Copy every row below word for word, keeping each character as it appears.

**Listings of elements and boxes:**
|---|

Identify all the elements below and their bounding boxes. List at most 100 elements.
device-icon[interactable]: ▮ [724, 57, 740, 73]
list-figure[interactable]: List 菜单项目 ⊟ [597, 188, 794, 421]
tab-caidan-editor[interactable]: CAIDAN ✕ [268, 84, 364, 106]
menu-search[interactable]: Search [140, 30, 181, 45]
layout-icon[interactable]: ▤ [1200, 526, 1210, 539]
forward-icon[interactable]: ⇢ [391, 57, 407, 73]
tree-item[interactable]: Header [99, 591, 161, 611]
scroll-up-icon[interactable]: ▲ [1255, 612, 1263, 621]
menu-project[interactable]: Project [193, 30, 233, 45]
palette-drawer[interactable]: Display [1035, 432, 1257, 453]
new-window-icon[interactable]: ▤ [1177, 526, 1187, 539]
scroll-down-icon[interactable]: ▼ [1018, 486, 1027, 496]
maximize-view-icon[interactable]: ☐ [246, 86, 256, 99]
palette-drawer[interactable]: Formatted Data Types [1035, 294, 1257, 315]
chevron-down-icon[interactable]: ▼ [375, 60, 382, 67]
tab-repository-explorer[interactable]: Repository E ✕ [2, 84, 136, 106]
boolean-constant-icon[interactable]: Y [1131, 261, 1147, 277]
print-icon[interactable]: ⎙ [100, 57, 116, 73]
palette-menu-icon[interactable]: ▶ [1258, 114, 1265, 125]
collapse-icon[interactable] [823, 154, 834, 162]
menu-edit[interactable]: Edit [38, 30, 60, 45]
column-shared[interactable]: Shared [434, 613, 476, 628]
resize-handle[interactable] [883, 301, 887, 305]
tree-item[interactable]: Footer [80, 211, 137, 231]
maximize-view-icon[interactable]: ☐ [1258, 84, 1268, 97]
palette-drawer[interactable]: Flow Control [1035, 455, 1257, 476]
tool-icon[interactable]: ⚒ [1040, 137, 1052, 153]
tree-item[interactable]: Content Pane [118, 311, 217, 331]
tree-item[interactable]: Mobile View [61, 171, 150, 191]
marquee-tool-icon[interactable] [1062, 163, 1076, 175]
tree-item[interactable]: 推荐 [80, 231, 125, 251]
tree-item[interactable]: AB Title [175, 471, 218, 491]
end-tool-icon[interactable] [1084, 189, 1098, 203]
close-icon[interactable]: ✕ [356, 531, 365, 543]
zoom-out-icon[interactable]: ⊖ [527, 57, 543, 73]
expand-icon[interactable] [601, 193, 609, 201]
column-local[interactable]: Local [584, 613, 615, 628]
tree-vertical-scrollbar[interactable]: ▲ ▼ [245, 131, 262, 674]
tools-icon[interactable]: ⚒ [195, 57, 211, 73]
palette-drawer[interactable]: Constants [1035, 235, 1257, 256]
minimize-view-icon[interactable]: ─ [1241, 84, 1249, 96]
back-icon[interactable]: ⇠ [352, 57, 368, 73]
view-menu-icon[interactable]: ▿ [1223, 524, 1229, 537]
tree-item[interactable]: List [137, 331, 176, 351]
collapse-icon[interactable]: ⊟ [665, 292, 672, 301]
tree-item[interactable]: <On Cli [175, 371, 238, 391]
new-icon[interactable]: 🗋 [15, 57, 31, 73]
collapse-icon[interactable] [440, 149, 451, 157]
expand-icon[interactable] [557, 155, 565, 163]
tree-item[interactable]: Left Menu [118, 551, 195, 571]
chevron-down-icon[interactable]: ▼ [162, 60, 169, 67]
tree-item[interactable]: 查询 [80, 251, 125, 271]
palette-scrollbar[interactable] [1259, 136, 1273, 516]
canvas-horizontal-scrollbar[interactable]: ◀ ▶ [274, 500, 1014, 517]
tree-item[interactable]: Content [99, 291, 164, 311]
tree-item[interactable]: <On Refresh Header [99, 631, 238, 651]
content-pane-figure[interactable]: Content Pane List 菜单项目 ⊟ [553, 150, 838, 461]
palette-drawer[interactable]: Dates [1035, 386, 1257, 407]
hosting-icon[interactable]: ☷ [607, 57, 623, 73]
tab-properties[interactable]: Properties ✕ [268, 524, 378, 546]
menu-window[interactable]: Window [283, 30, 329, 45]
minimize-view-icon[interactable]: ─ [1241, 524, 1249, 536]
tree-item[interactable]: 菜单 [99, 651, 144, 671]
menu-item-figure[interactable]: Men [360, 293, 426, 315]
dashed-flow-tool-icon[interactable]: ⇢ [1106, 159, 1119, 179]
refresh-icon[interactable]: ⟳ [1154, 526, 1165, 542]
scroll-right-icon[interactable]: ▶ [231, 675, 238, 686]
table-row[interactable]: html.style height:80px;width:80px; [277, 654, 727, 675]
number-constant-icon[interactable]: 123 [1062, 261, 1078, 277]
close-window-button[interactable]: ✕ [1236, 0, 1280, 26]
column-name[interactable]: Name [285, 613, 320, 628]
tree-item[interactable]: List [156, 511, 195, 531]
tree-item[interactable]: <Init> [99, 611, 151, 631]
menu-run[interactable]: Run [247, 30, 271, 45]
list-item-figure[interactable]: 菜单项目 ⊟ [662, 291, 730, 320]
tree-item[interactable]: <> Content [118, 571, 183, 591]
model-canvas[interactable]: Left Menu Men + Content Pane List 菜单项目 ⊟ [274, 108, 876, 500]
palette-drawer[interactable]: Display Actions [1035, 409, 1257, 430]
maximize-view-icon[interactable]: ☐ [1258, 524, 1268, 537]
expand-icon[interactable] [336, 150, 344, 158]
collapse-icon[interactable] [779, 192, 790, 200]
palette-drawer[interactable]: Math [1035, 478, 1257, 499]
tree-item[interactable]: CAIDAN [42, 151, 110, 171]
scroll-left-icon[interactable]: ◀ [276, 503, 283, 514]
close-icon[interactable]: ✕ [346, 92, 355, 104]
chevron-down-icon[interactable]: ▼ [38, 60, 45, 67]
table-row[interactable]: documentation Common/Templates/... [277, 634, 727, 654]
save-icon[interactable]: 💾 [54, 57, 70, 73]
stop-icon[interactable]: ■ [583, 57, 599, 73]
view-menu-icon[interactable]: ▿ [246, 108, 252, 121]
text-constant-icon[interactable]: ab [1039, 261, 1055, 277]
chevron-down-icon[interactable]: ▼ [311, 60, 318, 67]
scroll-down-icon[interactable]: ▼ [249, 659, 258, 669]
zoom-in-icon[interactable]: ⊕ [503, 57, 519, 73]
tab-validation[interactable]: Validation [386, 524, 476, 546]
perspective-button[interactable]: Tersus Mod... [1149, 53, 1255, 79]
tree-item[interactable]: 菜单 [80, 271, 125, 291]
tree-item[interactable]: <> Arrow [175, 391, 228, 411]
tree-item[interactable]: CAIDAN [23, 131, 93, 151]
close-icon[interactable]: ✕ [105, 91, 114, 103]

|---|

**Exercise output:**
Identify all the elements below and their bounding boxes. List at most 100 elements.
device-icon[interactable]: ▮ [724, 57, 740, 73]
list-figure[interactable]: List 菜单项目 ⊟ [597, 188, 794, 421]
tab-caidan-editor[interactable]: CAIDAN ✕ [268, 84, 364, 106]
menu-search[interactable]: Search [140, 30, 181, 45]
layout-icon[interactable]: ▤ [1200, 526, 1210, 539]
forward-icon[interactable]: ⇢ [391, 57, 407, 73]
tree-item[interactable]: Header [99, 591, 161, 611]
scroll-up-icon[interactable]: ▲ [1255, 612, 1263, 621]
menu-project[interactable]: Project [193, 30, 233, 45]
palette-drawer[interactable]: Display [1035, 432, 1257, 453]
new-window-icon[interactable]: ▤ [1177, 526, 1187, 539]
scroll-down-icon[interactable]: ▼ [1018, 486, 1027, 496]
maximize-view-icon[interactable]: ☐ [246, 86, 256, 99]
palette-drawer[interactable]: Formatted Data Types [1035, 294, 1257, 315]
chevron-down-icon[interactable]: ▼ [375, 60, 382, 67]
tab-repository-explorer[interactable]: Repository E ✕ [2, 84, 136, 106]
boolean-constant-icon[interactable]: Y [1131, 261, 1147, 277]
print-icon[interactable]: ⎙ [100, 57, 116, 73]
palette-menu-icon[interactable]: ▶ [1258, 114, 1265, 125]
collapse-icon[interactable] [823, 154, 834, 162]
menu-edit[interactable]: Edit [38, 30, 60, 45]
column-shared[interactable]: Shared [434, 613, 476, 628]
resize-handle[interactable] [883, 301, 887, 305]
tree-item[interactable]: Footer [80, 211, 137, 231]
maximize-view-icon[interactable]: ☐ [1258, 84, 1268, 97]
palette-drawer[interactable]: Flow Control [1035, 455, 1257, 476]
tool-icon[interactable]: ⚒ [1040, 137, 1052, 153]
tree-item[interactable]: Content Pane [118, 311, 217, 331]
tree-item[interactable]: Mobile View [61, 171, 150, 191]
marquee-tool-icon[interactable] [1062, 163, 1076, 175]
tree-item[interactable]: 推荐 [80, 231, 125, 251]
tree-item[interactable]: AB Title [175, 471, 218, 491]
end-tool-icon[interactable] [1084, 189, 1098, 203]
close-icon[interactable]: ✕ [356, 531, 365, 543]
zoom-out-icon[interactable]: ⊖ [527, 57, 543, 73]
expand-icon[interactable] [601, 193, 609, 201]
column-local[interactable]: Local [584, 613, 615, 628]
tree-vertical-scrollbar[interactable]: ▲ ▼ [245, 131, 262, 674]
tools-icon[interactable]: ⚒ [195, 57, 211, 73]
palette-drawer[interactable]: Constants [1035, 235, 1257, 256]
minimize-view-icon[interactable]: ─ [1241, 84, 1249, 96]
back-icon[interactable]: ⇠ [352, 57, 368, 73]
view-menu-icon[interactable]: ▿ [1223, 524, 1229, 537]
tree-item[interactable]: List [137, 331, 176, 351]
collapse-icon[interactable]: ⊟ [665, 292, 672, 301]
tree-item[interactable]: <On Cli [175, 371, 238, 391]
new-icon[interactable]: 🗋 [15, 57, 31, 73]
collapse-icon[interactable] [440, 149, 451, 157]
expand-icon[interactable] [557, 155, 565, 163]
tree-item[interactable]: Left Menu [118, 551, 195, 571]
chevron-down-icon[interactable]: ▼ [162, 60, 169, 67]
tree-item[interactable]: 查询 [80, 251, 125, 271]
palette-scrollbar[interactable] [1259, 136, 1273, 516]
canvas-horizontal-scrollbar[interactable]: ◀ ▶ [274, 500, 1014, 517]
tree-item[interactable]: Content [99, 291, 164, 311]
tree-item[interactable]: <On Refresh Header [99, 631, 238, 651]
content-pane-figure[interactable]: Content Pane List 菜单项目 ⊟ [553, 150, 838, 461]
palette-drawer[interactable]: Dates [1035, 386, 1257, 407]
hosting-icon[interactable]: ☷ [607, 57, 623, 73]
tab-properties[interactable]: Properties ✕ [268, 524, 378, 546]
menu-window[interactable]: Window [283, 30, 329, 45]
minimize-view-icon[interactable]: ─ [1241, 524, 1249, 536]
tree-item[interactable]: 菜单 [99, 651, 144, 671]
menu-item-figure[interactable]: Men [360, 293, 426, 315]
dashed-flow-tool-icon[interactable]: ⇢ [1106, 159, 1119, 179]
refresh-icon[interactable]: ⟳ [1154, 526, 1165, 542]
scroll-right-icon[interactable]: ▶ [231, 675, 238, 686]
table-row[interactable]: html.style height:80px;width:80px; [277, 654, 727, 675]
number-constant-icon[interactable]: 123 [1062, 261, 1078, 277]
close-window-button[interactable]: ✕ [1236, 0, 1280, 26]
column-name[interactable]: Name [285, 613, 320, 628]
tree-item[interactable]: List [156, 511, 195, 531]
tree-item[interactable]: <Init> [99, 611, 151, 631]
menu-run[interactable]: Run [247, 30, 271, 45]
list-item-figure[interactable]: 菜单项目 ⊟ [662, 291, 730, 320]
tree-item[interactable]: <> Content [118, 571, 183, 591]
model-canvas[interactable]: Left Menu Men + Content Pane List 菜单项目 ⊟ [274, 108, 876, 500]
palette-drawer[interactable]: Display Actions [1035, 409, 1257, 430]
maximize-view-icon[interactable]: ☐ [1258, 524, 1268, 537]
expand-icon[interactable] [336, 150, 344, 158]
collapse-icon[interactable] [779, 192, 790, 200]
palette-drawer[interactable]: Math [1035, 478, 1257, 499]
tree-item[interactable]: CAIDAN [42, 151, 110, 171]
scroll-left-icon[interactable]: ◀ [276, 503, 283, 514]
close-icon[interactable]: ✕ [346, 92, 355, 104]
chevron-down-icon[interactable]: ▼ [38, 60, 45, 67]
table-row[interactable]: documentation Common/Templates/... [277, 634, 727, 654]
save-icon[interactable]: 💾 [54, 57, 70, 73]
stop-icon[interactable]: ■ [583, 57, 599, 73]
view-menu-icon[interactable]: ▿ [246, 108, 252, 121]
text-constant-icon[interactable]: ab [1039, 261, 1055, 277]
chevron-down-icon[interactable]: ▼ [311, 60, 318, 67]
scroll-down-icon[interactable]: ▼ [249, 659, 258, 669]
zoom-in-icon[interactable]: ⊕ [503, 57, 519, 73]
tab-validation[interactable]: Validation [386, 524, 476, 546]
perspective-button[interactable]: Tersus Mod... [1149, 53, 1255, 79]
tree-item[interactable]: 菜单 [80, 271, 125, 291]
tree-item[interactable]: <> Arrow [175, 391, 228, 411]
tree-item[interactable]: CAIDAN [23, 131, 93, 151]
close-icon[interactable]: ✕ [105, 91, 114, 103]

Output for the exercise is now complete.